# What to do
Retype the whole listing, please, keeping every line exact and dropping the pictures.

(Records about charts and figures)
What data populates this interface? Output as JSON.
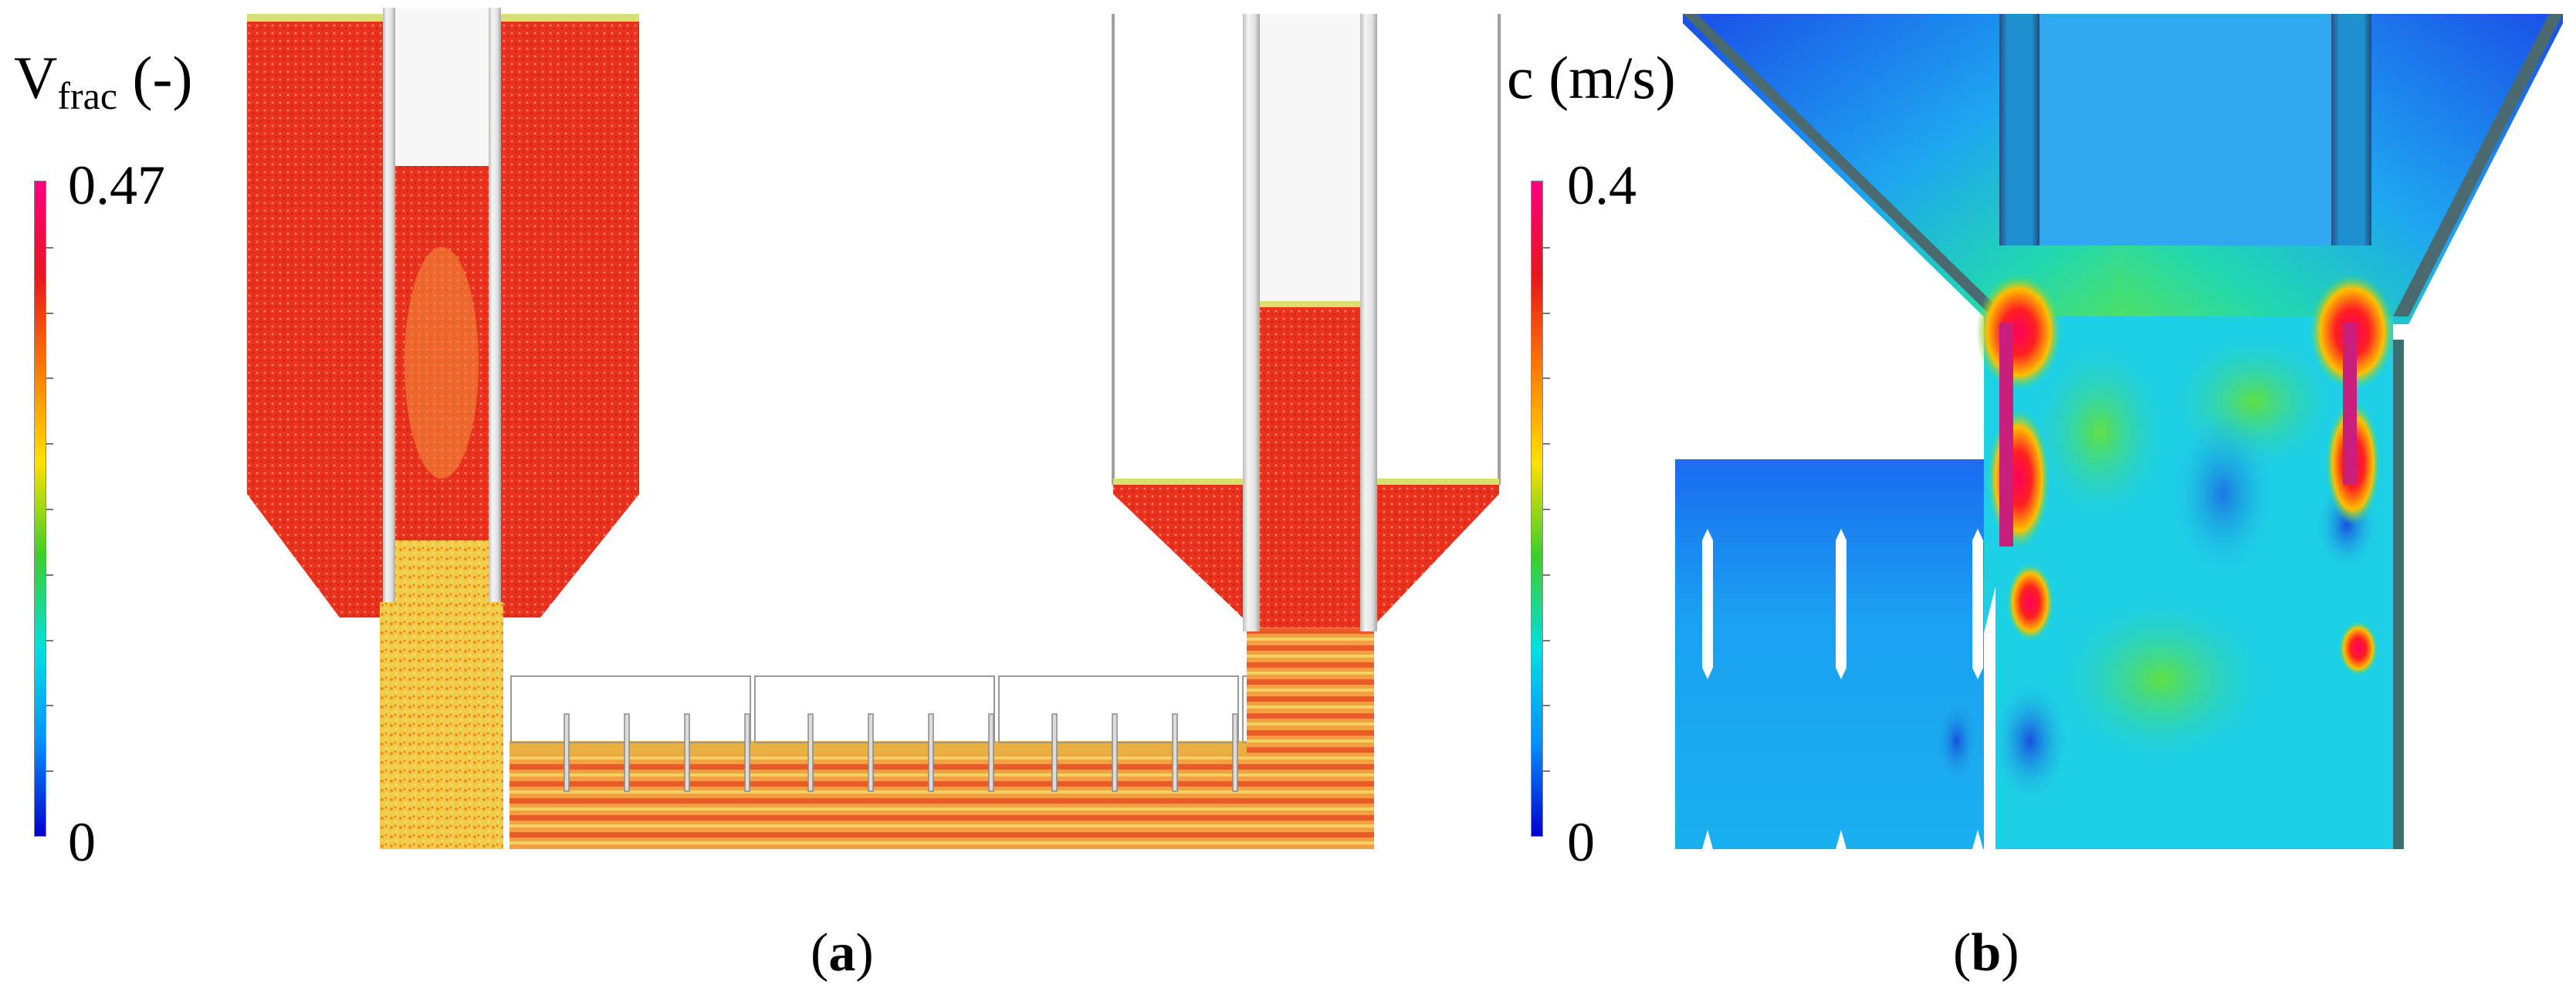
{
  "panel_a": {
    "label_open": "(",
    "label_letter": "a",
    "label_close": ")",
    "colorbar": {
      "title_main": "V",
      "title_sub": "frac",
      "title_unit": " (-)",
      "max_label": "0.47",
      "min_label": "0",
      "stops": [
        "#ff0080",
        "#e8141e",
        "#ff7a00",
        "#ffe000",
        "#3ccf2a",
        "#00e0e0",
        "#0090ff",
        "#0000d0"
      ]
    },
    "fill_colors": {
      "dense": "#e8321e",
      "loose": "#f0c83c",
      "wall": "#cfcfcf"
    }
  },
  "panel_b": {
    "label_open": "(",
    "label_letter": "b",
    "label_close": ")",
    "colorbar": {
      "title": "c (m/s)",
      "max_label": "0.4",
      "min_label": "0",
      "stops": [
        "#ff0080",
        "#e8141e",
        "#ff7a00",
        "#ffe000",
        "#3ccf2a",
        "#00e0e0",
        "#0090ff",
        "#0000d0"
      ]
    },
    "field_colors": {
      "low": "#1e6cf0",
      "mid": "#1ed8e6",
      "green": "#3ddc6a",
      "high": "#ff1e1e",
      "peak": "#e0207a",
      "wall": "#b7c5c8"
    }
  }
}
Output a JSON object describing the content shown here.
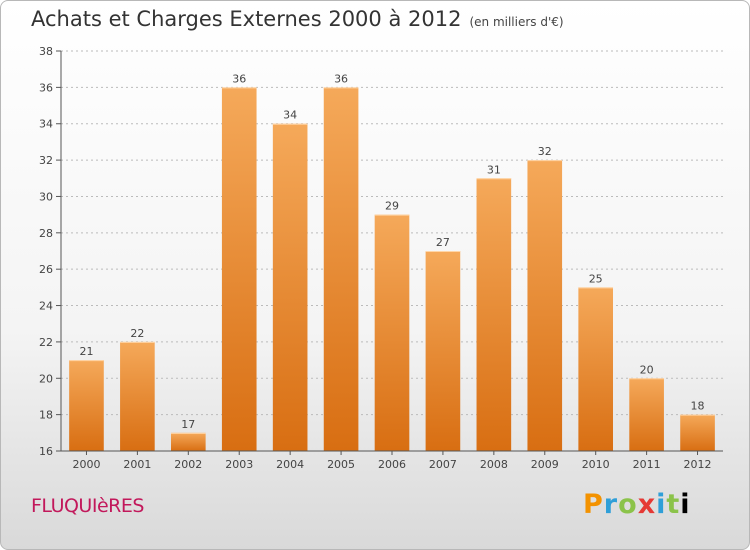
{
  "header": {
    "title": "Achats et Charges Externes 2000 à 2012",
    "subtitle": "(en milliers d'€)"
  },
  "footer": {
    "commune": "FLUQUIèRES",
    "brand": "Proxiti"
  },
  "colors": {
    "bar_light": "#f5a95a",
    "bar_dark": "#d86e12",
    "axis": "#555555",
    "grid": "#bbbbbb",
    "text": "#444444"
  },
  "chart_data": {
    "type": "bar",
    "categories": [
      "2000",
      "2001",
      "2002",
      "2003",
      "2004",
      "2005",
      "2006",
      "2007",
      "2008",
      "2009",
      "2010",
      "2011",
      "2012"
    ],
    "values": [
      21,
      22,
      17,
      36,
      34,
      36,
      29,
      27,
      31,
      32,
      25,
      20,
      18
    ],
    "ylim": [
      16,
      38
    ],
    "yticks": [
      16,
      18,
      20,
      22,
      24,
      26,
      28,
      30,
      32,
      34,
      36,
      38
    ],
    "grid": true,
    "grid_axis": "y",
    "data_labels": true
  }
}
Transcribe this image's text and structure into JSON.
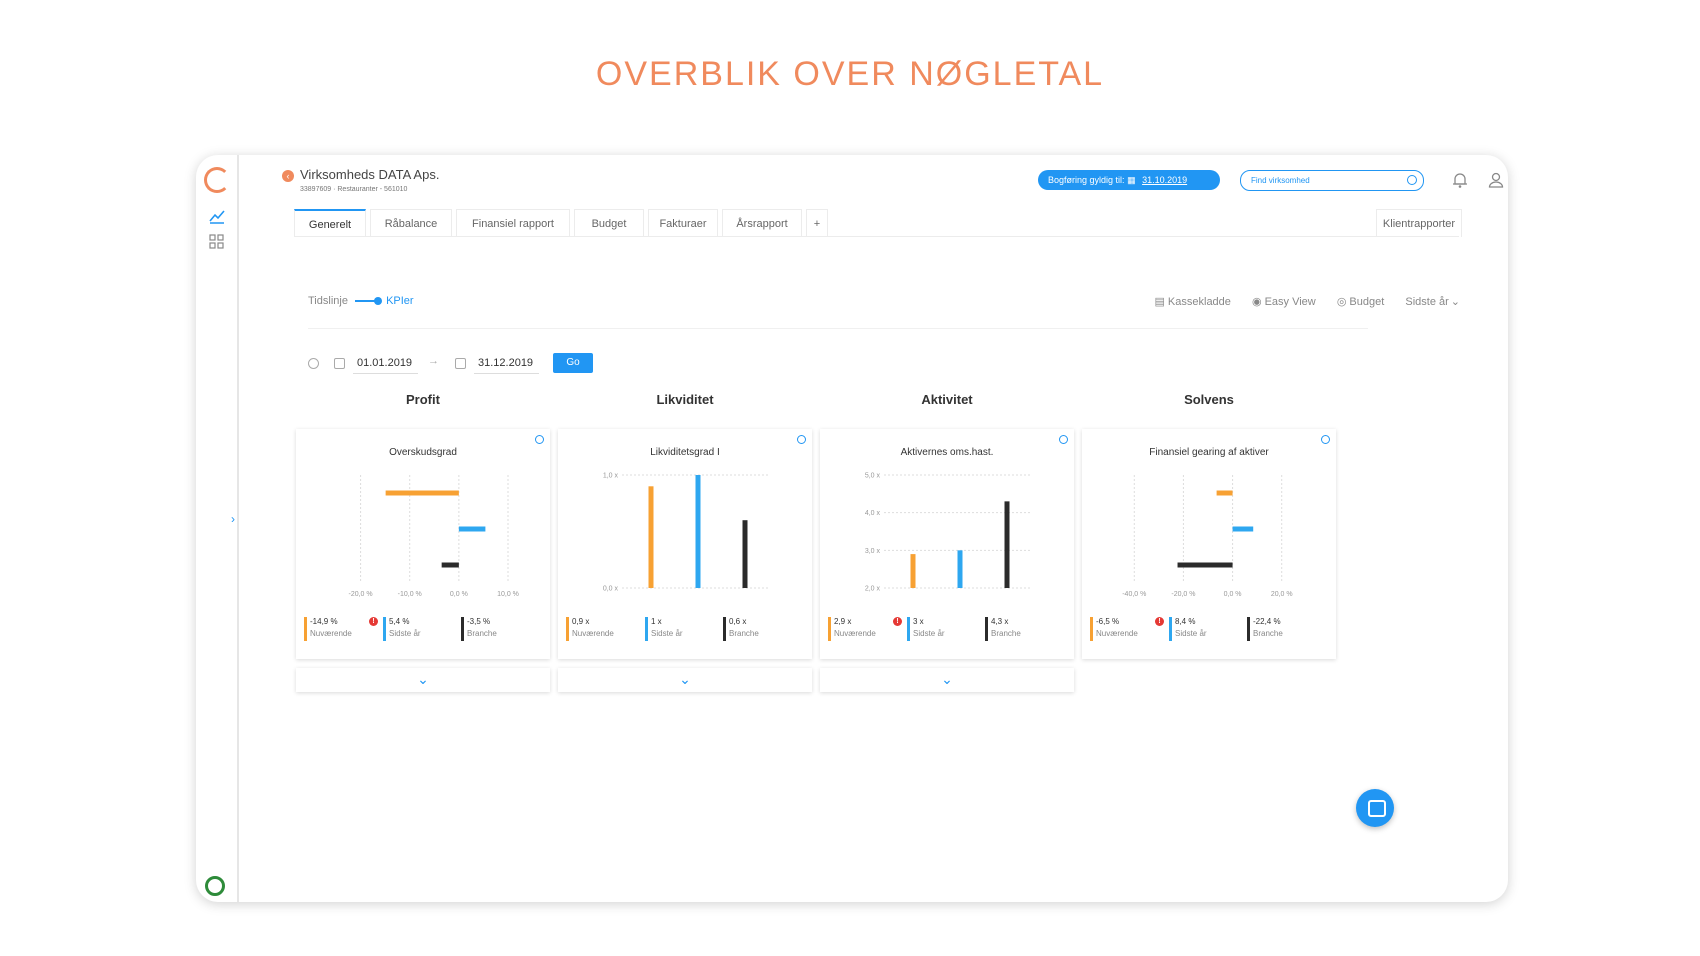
{
  "hero_title": "OVERBLIK OVER NØGLETAL",
  "company": {
    "name": "Virksomheds DATA Aps.",
    "sub": "33897609 · Restauranter - 561010"
  },
  "booking": {
    "label": "Bogføring gyldig til:",
    "date": "31.10.2019"
  },
  "search": {
    "placeholder": "Find virksomhed"
  },
  "tabs": [
    "Generelt",
    "Råbalance",
    "Finansiel rapport",
    "Budget",
    "Fakturaer",
    "Årsrapport",
    "+"
  ],
  "tab_right": "Klientrapporter",
  "toggle": {
    "left": "Tidslinje",
    "right": "KPIer"
  },
  "options": {
    "kassekladde": "Kassekladde",
    "easy_view": "Easy View",
    "budget": "Budget",
    "period": "Sidste år"
  },
  "dates": {
    "from": "01.01.2019",
    "to": "31.12.2019",
    "go": "Go"
  },
  "categories": [
    "Profit",
    "Likviditet",
    "Aktivitet",
    "Solvens"
  ],
  "colors": {
    "current": "#f7a133",
    "last_year": "#2ea7f0",
    "industry": "#2b2b2b",
    "accent": "#2196f3"
  },
  "cards": [
    {
      "title": "Overskudsgrad",
      "legend": [
        {
          "value": "-14,9 %",
          "label": "Nuværende",
          "warn": true
        },
        {
          "value": "5,4 %",
          "label": "Sidste år"
        },
        {
          "value": "-3,5 %",
          "label": "Branche"
        }
      ]
    },
    {
      "title": "Likviditetsgrad I",
      "legend": [
        {
          "value": "0,9 x",
          "label": "Nuværende"
        },
        {
          "value": "1 x",
          "label": "Sidste år"
        },
        {
          "value": "0,6 x",
          "label": "Branche"
        }
      ]
    },
    {
      "title": "Aktivernes oms.hast.",
      "legend": [
        {
          "value": "2,9 x",
          "label": "Nuværende",
          "warn": true
        },
        {
          "value": "3 x",
          "label": "Sidste år"
        },
        {
          "value": "4,3 x",
          "label": "Branche"
        }
      ]
    },
    {
      "title": "Finansiel gearing af aktiver",
      "legend": [
        {
          "value": "-6,5 %",
          "label": "Nuværende",
          "warn": true
        },
        {
          "value": "8,4 %",
          "label": "Sidste år"
        },
        {
          "value": "-22,4 %",
          "label": "Branche"
        }
      ]
    }
  ],
  "chart_data": [
    {
      "type": "bar",
      "orientation": "horizontal",
      "categories": [
        "Nuværende",
        "Sidste år",
        "Branche"
      ],
      "values": [
        -14.9,
        5.4,
        -3.5
      ],
      "xlim": [
        -25,
        10
      ],
      "ticks": [
        "-20,0 %",
        "-10,0 %",
        "0,0 %",
        "10,0 %"
      ],
      "tick_values": [
        -20,
        -10,
        0,
        10
      ]
    },
    {
      "type": "bar",
      "orientation": "vertical",
      "categories": [
        "Nuværende",
        "Sidste år",
        "Branche"
      ],
      "values": [
        0.9,
        1.0,
        0.6
      ],
      "ylim": [
        0,
        1
      ],
      "ticks": [
        "0,0 x",
        "1,0 x"
      ],
      "tick_values": [
        0,
        1
      ]
    },
    {
      "type": "bar",
      "orientation": "vertical",
      "categories": [
        "Nuværende",
        "Sidste år",
        "Branche"
      ],
      "values": [
        2.9,
        3.0,
        4.3
      ],
      "ylim": [
        2,
        5
      ],
      "ticks": [
        "2,0 x",
        "3,0 x",
        "4,0 x",
        "5,0 x"
      ],
      "tick_values": [
        2,
        3,
        4,
        5
      ]
    },
    {
      "type": "bar",
      "orientation": "horizontal",
      "categories": [
        "Nuværende",
        "Sidste år",
        "Branche"
      ],
      "values": [
        -6.5,
        8.4,
        -22.4
      ],
      "xlim": [
        -45,
        25
      ],
      "ticks": [
        "-40,0 %",
        "-20,0 %",
        "0,0 %",
        "20,0 %"
      ],
      "tick_values": [
        -40,
        -20,
        0,
        20
      ]
    }
  ]
}
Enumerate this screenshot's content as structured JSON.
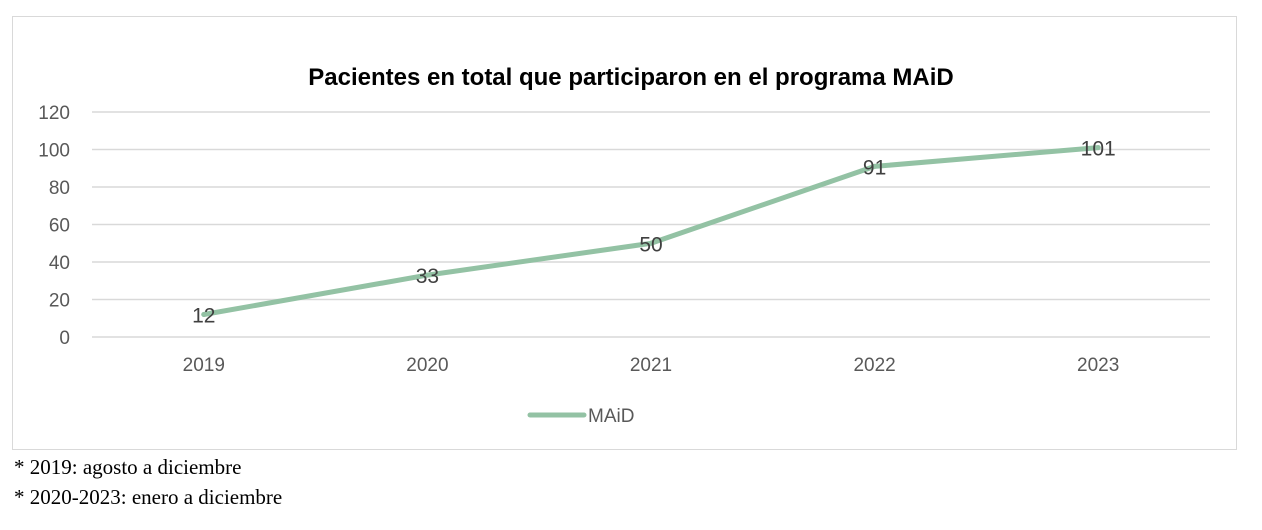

# Full output
What data populates this interface? Output as JSON.
{
  "panel_a": {
    "label_open": "(",
    "label_letter": "a",
    "label_close": ")",
    "colorbar": {
      "title_main": "V",
      "title_sub": "frac",
      "title_unit": " (-)",
      "max_label": "0.47",
      "min_label": "0",
      "stops": [
        "#ff0080",
        "#e8141e",
        "#ff7a00",
        "#ffe000",
        "#3ccf2a",
        "#00e0e0",
        "#0090ff",
        "#0000d0"
      ]
    },
    "fill_colors": {
      "dense": "#e8321e",
      "loose": "#f0c83c",
      "wall": "#cfcfcf"
    }
  },
  "panel_b": {
    "label_open": "(",
    "label_letter": "b",
    "label_close": ")",
    "colorbar": {
      "title": "c (m/s)",
      "max_label": "0.4",
      "min_label": "0",
      "stops": [
        "#ff0080",
        "#e8141e",
        "#ff7a00",
        "#ffe000",
        "#3ccf2a",
        "#00e0e0",
        "#0090ff",
        "#0000d0"
      ]
    },
    "field_colors": {
      "low": "#1e6cf0",
      "mid": "#1ed8e6",
      "green": "#3ddc6a",
      "high": "#ff1e1e",
      "peak": "#e0207a",
      "wall": "#b7c5c8"
    }
  }
}
Output a JSON object describing the content shown here.
{
  "header": {
    "title": "Achats et Charges Externes 2000 à 2012",
    "subtitle": "(en milliers d'€)"
  },
  "footer": {
    "commune": "FLUQUIèRES",
    "brand": "Proxiti"
  },
  "colors": {
    "bar_light": "#f5a95a",
    "bar_dark": "#d86e12",
    "axis": "#555555",
    "grid": "#bbbbbb",
    "text": "#444444"
  },
  "chart_data": {
    "type": "bar",
    "categories": [
      "2000",
      "2001",
      "2002",
      "2003",
      "2004",
      "2005",
      "2006",
      "2007",
      "2008",
      "2009",
      "2010",
      "2011",
      "2012"
    ],
    "values": [
      21,
      22,
      17,
      36,
      34,
      36,
      29,
      27,
      31,
      32,
      25,
      20,
      18
    ],
    "ylim": [
      16,
      38
    ],
    "yticks": [
      16,
      18,
      20,
      22,
      24,
      26,
      28,
      30,
      32,
      34,
      36,
      38
    ],
    "grid": true,
    "grid_axis": "y",
    "data_labels": true
  }
}
Transcribe this image's text and structure into JSON.
{
  "hero_title": "OVERBLIK OVER NØGLETAL",
  "company": {
    "name": "Virksomheds DATA Aps.",
    "sub": "33897609 · Restauranter - 561010"
  },
  "booking": {
    "label": "Bogføring gyldig til:",
    "date": "31.10.2019"
  },
  "search": {
    "placeholder": "Find virksomhed"
  },
  "tabs": [
    "Generelt",
    "Råbalance",
    "Finansiel rapport",
    "Budget",
    "Fakturaer",
    "Årsrapport",
    "+"
  ],
  "tab_right": "Klientrapporter",
  "toggle": {
    "left": "Tidslinje",
    "right": "KPIer"
  },
  "options": {
    "kassekladde": "Kassekladde",
    "easy_view": "Easy View",
    "budget": "Budget",
    "period": "Sidste år"
  },
  "dates": {
    "from": "01.01.2019",
    "to": "31.12.2019",
    "go": "Go"
  },
  "categories": [
    "Profit",
    "Likviditet",
    "Aktivitet",
    "Solvens"
  ],
  "colors": {
    "current": "#f7a133",
    "last_year": "#2ea7f0",
    "industry": "#2b2b2b",
    "accent": "#2196f3"
  },
  "cards": [
    {
      "title": "Overskudsgrad",
      "legend": [
        {
          "value": "-14,9 %",
          "label": "Nuværende",
          "warn": true
        },
        {
          "value": "5,4 %",
          "label": "Sidste år"
        },
        {
          "value": "-3,5 %",
          "label": "Branche"
        }
      ]
    },
    {
      "title": "Likviditetsgrad I",
      "legend": [
        {
          "value": "0,9 x",
          "label": "Nuværende"
        },
        {
          "value": "1 x",
          "label": "Sidste år"
        },
        {
          "value": "0,6 x",
          "label": "Branche"
        }
      ]
    },
    {
      "title": "Aktivernes oms.hast.",
      "legend": [
        {
          "value": "2,9 x",
          "label": "Nuværende",
          "warn": true
        },
        {
          "value": "3 x",
          "label": "Sidste år"
        },
        {
          "value": "4,3 x",
          "label": "Branche"
        }
      ]
    },
    {
      "title": "Finansiel gearing af aktiver",
      "legend": [
        {
          "value": "-6,5 %",
          "label": "Nuværende",
          "warn": true
        },
        {
          "value": "8,4 %",
          "label": "Sidste år"
        },
        {
          "value": "-22,4 %",
          "label": "Branche"
        }
      ]
    }
  ],
  "chart_data": [
    {
      "type": "bar",
      "orientation": "horizontal",
      "categories": [
        "Nuværende",
        "Sidste år",
        "Branche"
      ],
      "values": [
        -14.9,
        5.4,
        -3.5
      ],
      "xlim": [
        -25,
        10
      ],
      "ticks": [
        "-20,0 %",
        "-10,0 %",
        "0,0 %",
        "10,0 %"
      ],
      "tick_values": [
        -20,
        -10,
        0,
        10
      ]
    },
    {
      "type": "bar",
      "orientation": "vertical",
      "categories": [
        "Nuværende",
        "Sidste år",
        "Branche"
      ],
      "values": [
        0.9,
        1.0,
        0.6
      ],
      "ylim": [
        0,
        1
      ],
      "ticks": [
        "0,0 x",
        "1,0 x"
      ],
      "tick_values": [
        0,
        1
      ]
    },
    {
      "type": "bar",
      "orientation": "vertical",
      "categories": [
        "Nuværende",
        "Sidste år",
        "Branche"
      ],
      "values": [
        2.9,
        3.0,
        4.3
      ],
      "ylim": [
        2,
        5
      ],
      "ticks": [
        "2,0 x",
        "3,0 x",
        "4,0 x",
        "5,0 x"
      ],
      "tick_values": [
        2,
        3,
        4,
        5
      ]
    },
    {
      "type": "bar",
      "orientation": "horizontal",
      "categories": [
        "Nuværende",
        "Sidste år",
        "Branche"
      ],
      "values": [
        -6.5,
        8.4,
        -22.4
      ],
      "xlim": [
        -45,
        25
      ],
      "ticks": [
        "-40,0 %",
        "-20,0 %",
        "0,0 %",
        "20,0 %"
      ],
      "tick_values": [
        -40,
        -20,
        0,
        20
      ]
    }
  ]
}
Enumerate this screenshot's content as structured JSON.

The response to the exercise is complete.